→ **Work to complete**: Gather all lines containing the string "перемещение" and copy them out.

→ **Supplied data**:
┌────────

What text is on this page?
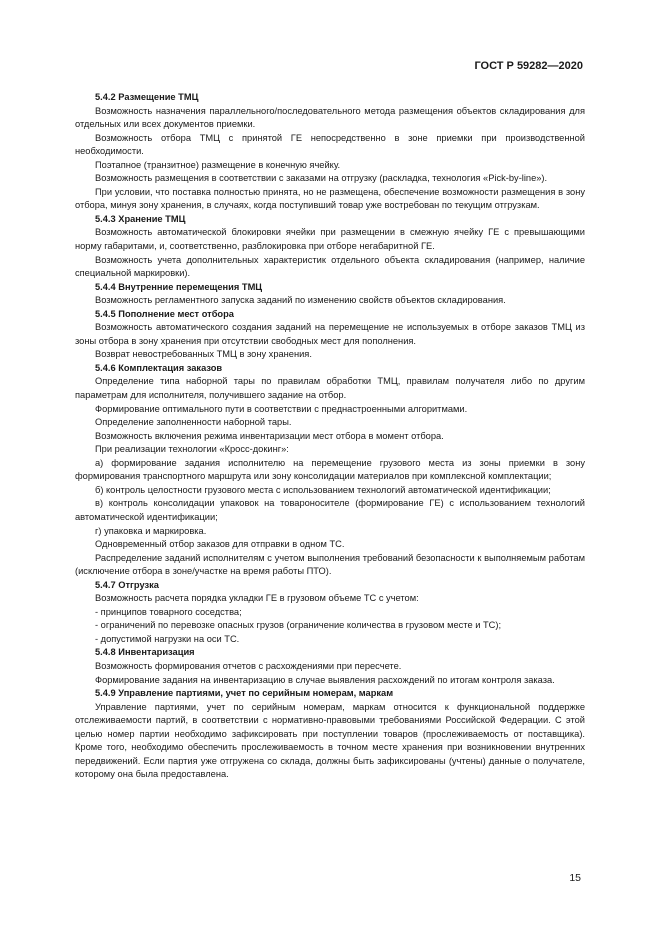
ГОСТ Р 59282—2020

5.4.2 Размещение ТМЦ

Возможность назначения параллельного/последовательного метода размещения объектов складирования для отдельных или всех документов приемки.

Возможность отбора ТМЦ с принятой ГЕ непосредственно в зоне приемки при производственной необходимости.

Поэтапное (транзитное) размещение в конечную ячейку.

Возможность размещения в соответствии с заказами на отгрузку (раскладка, технология «Pick-by-line»).

При условии, что поставка полностью принята, но не размещена, обеспечение возможности размещения в зону отбора, минуя зону хранения, в случаях, когда поступивший товар уже востребован по текущим отгрузкам.

5.4.3 Хранение ТМЦ

Возможность автоматической блокировки ячейки при размещении в смежную ячейку ГЕ с превышающими норму габаритами, и, соответственно, разблокировка при отборе негабаритной ГЕ.

Возможность учета дополнительных характеристик отдельного объекта складирования (например, наличие специальной маркировки).

5.4.4 Внутренние перемещения ТМЦ

Возможность регламентного запуска заданий по изменению свойств объектов складирования.

5.4.5 Пополнение мест отбора

Возможность автоматического создания заданий на перемещение не используемых в отборе заказов ТМЦ из зоны отбора в зону хранения при отсутствии свободных мест для пополнения.

Возврат невостребованных ТМЦ в зону хранения.

5.4.6 Комплектация заказов

Определение типа наборной тары по правилам обработки ТМЦ, правилам получателя либо по другим параметрам для исполнителя, получившего задание на отбор.

Формирование оптимального пути в соответствии с преднастроенными алгоритмами.

Определение заполненности наборной тары.

Возможность включения режима инвентаризации мест отбора в момент отбора.

При реализации технологии «Кросс-докинг»:

а) формирование задания исполнителю на перемещение грузового места из зоны приемки в зону формирования транспортного маршрута или зону консолидации материалов при комплексной комплектации;

б) контроль целостности грузового места с использованием технологий автоматической идентификации;

в) контроль консолидации упаковок на товароносителе (формирование ГЕ) с использованием технологий автоматической идентификации;

г) упаковка и маркировка.

Одновременный отбор заказов для отправки в одном ТС.

Распределение заданий исполнителям с учетом выполнения требований безопасности к выполняемым работам (исключение отбора в зоне/участке на время работы ПТО).

5.4.7 Отгрузка

Возможность расчета порядка укладки ГЕ в грузовом объеме ТС с учетом:

- принципов товарного соседства;

- ограничений по перевозке опасных грузов (ограничение количества в грузовом месте и ТС);

- допустимой нагрузки на оси ТС.

5.4.8 Инвентаризация

Возможность формирования отчетов с расхождениями при пересчете.

Формирование задания на инвентаризацию в случае выявления расхождений по итогам контроля заказа.

5.4.9 Управление партиями, учет по серийным номерам, маркам

Управление партиями, учет по серийным номерам, маркам относится к функциональной поддержке отслеживаемости партий, в соответствии с нормативно-правовыми требованиями Российской Федерации. С этой целью номер партии необходимо зафиксировать при поступлении товаров (прослеживаемость от поставщика). Кроме того, необходимо обеспечить прослеживаемость в точном месте хранения при возникновении внутренних передвижений. Если партия уже отгружена со склада, должны быть зафиксированы (учтены) данные о получателе, которому она была предоставлена.

15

└────────

→ **Solution**:
Возможность автоматического создания заданий на перемещение не используемых в отборе заказов ТМЦ из зоны отбора в зону хранения при отсутствии свободных мест для пополнения.
а) формирование задания исполнителю на перемещение грузового места из зоны приемки в зону формирования транспортного маршрута или зону консолидации материалов при комплексной комплектации;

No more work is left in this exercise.